+++ RECORDS SUPPLIED +++
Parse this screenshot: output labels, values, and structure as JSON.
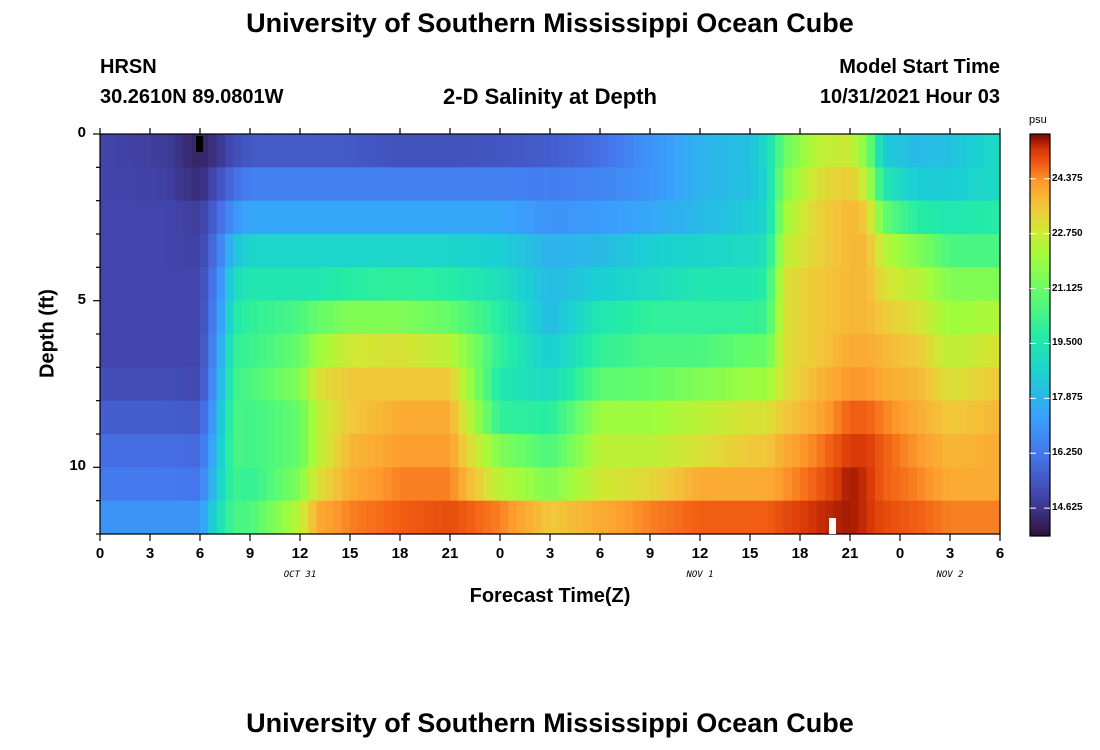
{
  "page": {
    "title": "University of Southern Mississippi Ocean Cube",
    "footer_title": "University of Southern Mississippi Ocean Cube",
    "station": "HRSN",
    "coords": "30.2610N  89.0801W",
    "subtitle": "2-D Salinity at Depth",
    "model_label": "Model Start Time",
    "model_time": "10/31/2021 Hour 03"
  },
  "chart_data": {
    "type": "heatmap",
    "title": "2-D Salinity at Depth",
    "xlabel": "Forecast Time(Z)",
    "ylabel": "Depth (ft)",
    "x_ticks": [
      "0",
      "3",
      "6",
      "9",
      "12",
      "15",
      "18",
      "21",
      "0",
      "3",
      "6",
      "9",
      "12",
      "15",
      "18",
      "21",
      "0",
      "3",
      "6"
    ],
    "x_date_labels": [
      {
        "label": "OCT 31",
        "hour": 12
      },
      {
        "label": "NOV 1",
        "hour": 36
      },
      {
        "label": "NOV 2",
        "hour": 51
      }
    ],
    "x_range_hours": [
      0,
      54
    ],
    "y_ticks": [
      "0",
      "5",
      "10"
    ],
    "y_range_ft": [
      0,
      12
    ],
    "depth_levels_ft": [
      0.5,
      1.5,
      2.5,
      3.5,
      4.5,
      5.5,
      6.5,
      7.5,
      8.5,
      9.5,
      10.5,
      11.5
    ],
    "colorbar": {
      "unit": "psu",
      "ticks": [
        "24.375",
        "22.750",
        "21.125",
        "19.500",
        "17.875",
        "16.250",
        "14.625"
      ],
      "range": [
        13.8,
        25.7
      ]
    },
    "keyframes": [
      {
        "hour": 0,
        "values": [
          15.0,
          15.0,
          15.0,
          15.0,
          15.0,
          15.0,
          15.0,
          15.2,
          15.6,
          16.0,
          16.3,
          17.0
        ]
      },
      {
        "hour": 4,
        "values": [
          14.8,
          14.9,
          15.0,
          15.0,
          15.0,
          15.0,
          15.0,
          15.2,
          15.6,
          16.0,
          16.3,
          17.0
        ]
      },
      {
        "hour": 6,
        "values": [
          14.2,
          14.4,
          14.8,
          14.9,
          15.0,
          15.0,
          15.0,
          15.1,
          15.5,
          15.9,
          16.2,
          17.0
        ]
      },
      {
        "hour": 7,
        "values": [
          14.6,
          15.2,
          15.8,
          16.2,
          16.5,
          16.7,
          17.0,
          17.3,
          17.7,
          18.0,
          18.4,
          19.0
        ]
      },
      {
        "hour": 8,
        "values": [
          15.2,
          16.0,
          17.0,
          18.2,
          19.0,
          19.5,
          20.0,
          20.2,
          20.5,
          20.5,
          20.3,
          20.5
        ]
      },
      {
        "hour": 9,
        "values": [
          15.5,
          16.5,
          17.5,
          18.8,
          19.5,
          20.0,
          20.2,
          20.5,
          20.3,
          20.3,
          20.0,
          20.5
        ]
      },
      {
        "hour": 12,
        "values": [
          15.5,
          16.5,
          17.5,
          18.8,
          19.5,
          20.5,
          21.0,
          21.5,
          21.0,
          21.0,
          21.5,
          22.5
        ]
      },
      {
        "hour": 13,
        "values": [
          15.5,
          16.5,
          17.5,
          18.8,
          19.5,
          21.0,
          22.0,
          23.0,
          22.5,
          22.5,
          23.0,
          24.0
        ]
      },
      {
        "hour": 15,
        "values": [
          15.5,
          16.5,
          17.5,
          18.8,
          19.8,
          21.5,
          22.8,
          23.5,
          23.5,
          23.8,
          24.0,
          24.5
        ]
      },
      {
        "hour": 18,
        "values": [
          15.3,
          16.5,
          17.5,
          18.8,
          20.0,
          21.5,
          23.0,
          23.5,
          24.0,
          24.2,
          24.5,
          24.8
        ]
      },
      {
        "hour": 21,
        "values": [
          15.3,
          16.5,
          17.5,
          18.8,
          19.8,
          21.0,
          22.5,
          23.5,
          24.0,
          24.2,
          24.5,
          25.0
        ]
      },
      {
        "hour": 24,
        "values": [
          15.4,
          16.5,
          17.5,
          18.6,
          19.2,
          19.8,
          20.0,
          19.5,
          20.0,
          21.5,
          22.5,
          24.5
        ]
      },
      {
        "hour": 27,
        "values": [
          15.6,
          16.4,
          17.0,
          17.8,
          18.0,
          18.0,
          18.5,
          19.0,
          19.8,
          20.5,
          21.5,
          23.5
        ]
      },
      {
        "hour": 30,
        "values": [
          16.0,
          16.6,
          17.2,
          18.0,
          18.6,
          19.5,
          20.0,
          20.8,
          22.0,
          22.5,
          22.8,
          24.0
        ]
      },
      {
        "hour": 33,
        "values": [
          17.0,
          17.0,
          17.5,
          18.6,
          19.0,
          20.0,
          20.5,
          21.0,
          22.0,
          22.5,
          23.2,
          24.5
        ]
      },
      {
        "hour": 36,
        "values": [
          17.8,
          17.8,
          18.0,
          18.8,
          19.5,
          20.0,
          20.5,
          21.5,
          22.5,
          23.0,
          24.0,
          24.8
        ]
      },
      {
        "hour": 39,
        "values": [
          18.2,
          18.2,
          18.5,
          19.0,
          19.5,
          20.0,
          21.0,
          22.0,
          23.0,
          23.5,
          24.0,
          24.8
        ]
      },
      {
        "hour": 40,
        "values": [
          19.0,
          18.8,
          18.8,
          19.3,
          19.8,
          20.2,
          21.0,
          22.0,
          23.0,
          23.5,
          24.0,
          24.8
        ]
      },
      {
        "hour": 41,
        "values": [
          21.0,
          21.5,
          22.0,
          22.5,
          23.0,
          23.0,
          23.0,
          23.0,
          23.5,
          24.0,
          24.3,
          25.0
        ]
      },
      {
        "hour": 43,
        "values": [
          22.5,
          23.0,
          23.3,
          23.3,
          23.5,
          23.5,
          23.5,
          23.8,
          24.0,
          24.5,
          24.8,
          25.3
        ]
      },
      {
        "hour": 45,
        "values": [
          22.8,
          23.5,
          23.8,
          23.8,
          23.8,
          23.8,
          24.0,
          24.3,
          24.8,
          25.2,
          25.5,
          25.5
        ]
      },
      {
        "hour": 46,
        "values": [
          21.5,
          22.5,
          23.5,
          23.8,
          23.8,
          23.8,
          24.0,
          24.3,
          24.8,
          25.2,
          25.3,
          25.3
        ]
      },
      {
        "hour": 47,
        "values": [
          18.5,
          19.5,
          21.0,
          22.5,
          23.0,
          23.5,
          23.8,
          24.0,
          24.5,
          24.8,
          24.8,
          25.0
        ]
      },
      {
        "hour": 49,
        "values": [
          18.0,
          18.5,
          19.8,
          21.5,
          22.5,
          23.0,
          23.5,
          23.8,
          24.0,
          24.3,
          24.5,
          24.8
        ]
      },
      {
        "hour": 51,
        "values": [
          18.2,
          18.5,
          19.5,
          20.5,
          21.5,
          22.0,
          22.5,
          23.0,
          23.5,
          23.8,
          24.0,
          24.5
        ]
      },
      {
        "hour": 54,
        "values": [
          19.0,
          19.0,
          19.8,
          20.5,
          21.5,
          22.3,
          23.0,
          23.5,
          23.8,
          24.0,
          24.0,
          24.5
        ]
      }
    ],
    "grid": false,
    "legend": "colorbar-right"
  }
}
+++
Copy out the listing exactly as it stands, but not the pictures.

Parse this screenshot: output labels, values, and structure as JSON.
{
  "page": {
    "title": "University of Southern Mississippi Ocean Cube",
    "footer_title": "University of Southern Mississippi Ocean Cube",
    "station": "HRSN",
    "coords": "30.2610N  89.0801W",
    "subtitle": "2-D Salinity at Depth",
    "model_label": "Model Start Time",
    "model_time": "10/31/2021 Hour 03"
  },
  "chart_data": {
    "type": "heatmap",
    "title": "2-D Salinity at Depth",
    "xlabel": "Forecast Time(Z)",
    "ylabel": "Depth (ft)",
    "x_ticks": [
      "0",
      "3",
      "6",
      "9",
      "12",
      "15",
      "18",
      "21",
      "0",
      "3",
      "6",
      "9",
      "12",
      "15",
      "18",
      "21",
      "0",
      "3",
      "6"
    ],
    "x_date_labels": [
      {
        "label": "OCT 31",
        "hour": 12
      },
      {
        "label": "NOV 1",
        "hour": 36
      },
      {
        "label": "NOV 2",
        "hour": 51
      }
    ],
    "x_range_hours": [
      0,
      54
    ],
    "y_ticks": [
      "0",
      "5",
      "10"
    ],
    "y_range_ft": [
      0,
      12
    ],
    "depth_levels_ft": [
      0.5,
      1.5,
      2.5,
      3.5,
      4.5,
      5.5,
      6.5,
      7.5,
      8.5,
      9.5,
      10.5,
      11.5
    ],
    "colorbar": {
      "unit": "psu",
      "ticks": [
        "24.375",
        "22.750",
        "21.125",
        "19.500",
        "17.875",
        "16.250",
        "14.625"
      ],
      "range": [
        13.8,
        25.7
      ]
    },
    "keyframes": [
      {
        "hour": 0,
        "values": [
          15.0,
          15.0,
          15.0,
          15.0,
          15.0,
          15.0,
          15.0,
          15.2,
          15.6,
          16.0,
          16.3,
          17.0
        ]
      },
      {
        "hour": 4,
        "values": [
          14.8,
          14.9,
          15.0,
          15.0,
          15.0,
          15.0,
          15.0,
          15.2,
          15.6,
          16.0,
          16.3,
          17.0
        ]
      },
      {
        "hour": 6,
        "values": [
          14.2,
          14.4,
          14.8,
          14.9,
          15.0,
          15.0,
          15.0,
          15.1,
          15.5,
          15.9,
          16.2,
          17.0
        ]
      },
      {
        "hour": 7,
        "values": [
          14.6,
          15.2,
          15.8,
          16.2,
          16.5,
          16.7,
          17.0,
          17.3,
          17.7,
          18.0,
          18.4,
          19.0
        ]
      },
      {
        "hour": 8,
        "values": [
          15.2,
          16.0,
          17.0,
          18.2,
          19.0,
          19.5,
          20.0,
          20.2,
          20.5,
          20.5,
          20.3,
          20.5
        ]
      },
      {
        "hour": 9,
        "values": [
          15.5,
          16.5,
          17.5,
          18.8,
          19.5,
          20.0,
          20.2,
          20.5,
          20.3,
          20.3,
          20.0,
          20.5
        ]
      },
      {
        "hour": 12,
        "values": [
          15.5,
          16.5,
          17.5,
          18.8,
          19.5,
          20.5,
          21.0,
          21.5,
          21.0,
          21.0,
          21.5,
          22.5
        ]
      },
      {
        "hour": 13,
        "values": [
          15.5,
          16.5,
          17.5,
          18.8,
          19.5,
          21.0,
          22.0,
          23.0,
          22.5,
          22.5,
          23.0,
          24.0
        ]
      },
      {
        "hour": 15,
        "values": [
          15.5,
          16.5,
          17.5,
          18.8,
          19.8,
          21.5,
          22.8,
          23.5,
          23.5,
          23.8,
          24.0,
          24.5
        ]
      },
      {
        "hour": 18,
        "values": [
          15.3,
          16.5,
          17.5,
          18.8,
          20.0,
          21.5,
          23.0,
          23.5,
          24.0,
          24.2,
          24.5,
          24.8
        ]
      },
      {
        "hour": 21,
        "values": [
          15.3,
          16.5,
          17.5,
          18.8,
          19.8,
          21.0,
          22.5,
          23.5,
          24.0,
          24.2,
          24.5,
          25.0
        ]
      },
      {
        "hour": 24,
        "values": [
          15.4,
          16.5,
          17.5,
          18.6,
          19.2,
          19.8,
          20.0,
          19.5,
          20.0,
          21.5,
          22.5,
          24.5
        ]
      },
      {
        "hour": 27,
        "values": [
          15.6,
          16.4,
          17.0,
          17.8,
          18.0,
          18.0,
          18.5,
          19.0,
          19.8,
          20.5,
          21.5,
          23.5
        ]
      },
      {
        "hour": 30,
        "values": [
          16.0,
          16.6,
          17.2,
          18.0,
          18.6,
          19.5,
          20.0,
          20.8,
          22.0,
          22.5,
          22.8,
          24.0
        ]
      },
      {
        "hour": 33,
        "values": [
          17.0,
          17.0,
          17.5,
          18.6,
          19.0,
          20.0,
          20.5,
          21.0,
          22.0,
          22.5,
          23.2,
          24.5
        ]
      },
      {
        "hour": 36,
        "values": [
          17.8,
          17.8,
          18.0,
          18.8,
          19.5,
          20.0,
          20.5,
          21.5,
          22.5,
          23.0,
          24.0,
          24.8
        ]
      },
      {
        "hour": 39,
        "values": [
          18.2,
          18.2,
          18.5,
          19.0,
          19.5,
          20.0,
          21.0,
          22.0,
          23.0,
          23.5,
          24.0,
          24.8
        ]
      },
      {
        "hour": 40,
        "values": [
          19.0,
          18.8,
          18.8,
          19.3,
          19.8,
          20.2,
          21.0,
          22.0,
          23.0,
          23.5,
          24.0,
          24.8
        ]
      },
      {
        "hour": 41,
        "values": [
          21.0,
          21.5,
          22.0,
          22.5,
          23.0,
          23.0,
          23.0,
          23.0,
          23.5,
          24.0,
          24.3,
          25.0
        ]
      },
      {
        "hour": 43,
        "values": [
          22.5,
          23.0,
          23.3,
          23.3,
          23.5,
          23.5,
          23.5,
          23.8,
          24.0,
          24.5,
          24.8,
          25.3
        ]
      },
      {
        "hour": 45,
        "values": [
          22.8,
          23.5,
          23.8,
          23.8,
          23.8,
          23.8,
          24.0,
          24.3,
          24.8,
          25.2,
          25.5,
          25.5
        ]
      },
      {
        "hour": 46,
        "values": [
          21.5,
          22.5,
          23.5,
          23.8,
          23.8,
          23.8,
          24.0,
          24.3,
          24.8,
          25.2,
          25.3,
          25.3
        ]
      },
      {
        "hour": 47,
        "values": [
          18.5,
          19.5,
          21.0,
          22.5,
          23.0,
          23.5,
          23.8,
          24.0,
          24.5,
          24.8,
          24.8,
          25.0
        ]
      },
      {
        "hour": 49,
        "values": [
          18.0,
          18.5,
          19.8,
          21.5,
          22.5,
          23.0,
          23.5,
          23.8,
          24.0,
          24.3,
          24.5,
          24.8
        ]
      },
      {
        "hour": 51,
        "values": [
          18.2,
          18.5,
          19.5,
          20.5,
          21.5,
          22.0,
          22.5,
          23.0,
          23.5,
          23.8,
          24.0,
          24.5
        ]
      },
      {
        "hour": 54,
        "values": [
          19.0,
          19.0,
          19.8,
          20.5,
          21.5,
          22.3,
          23.0,
          23.5,
          23.8,
          24.0,
          24.0,
          24.5
        ]
      }
    ],
    "grid": false,
    "legend": "colorbar-right"
  }
}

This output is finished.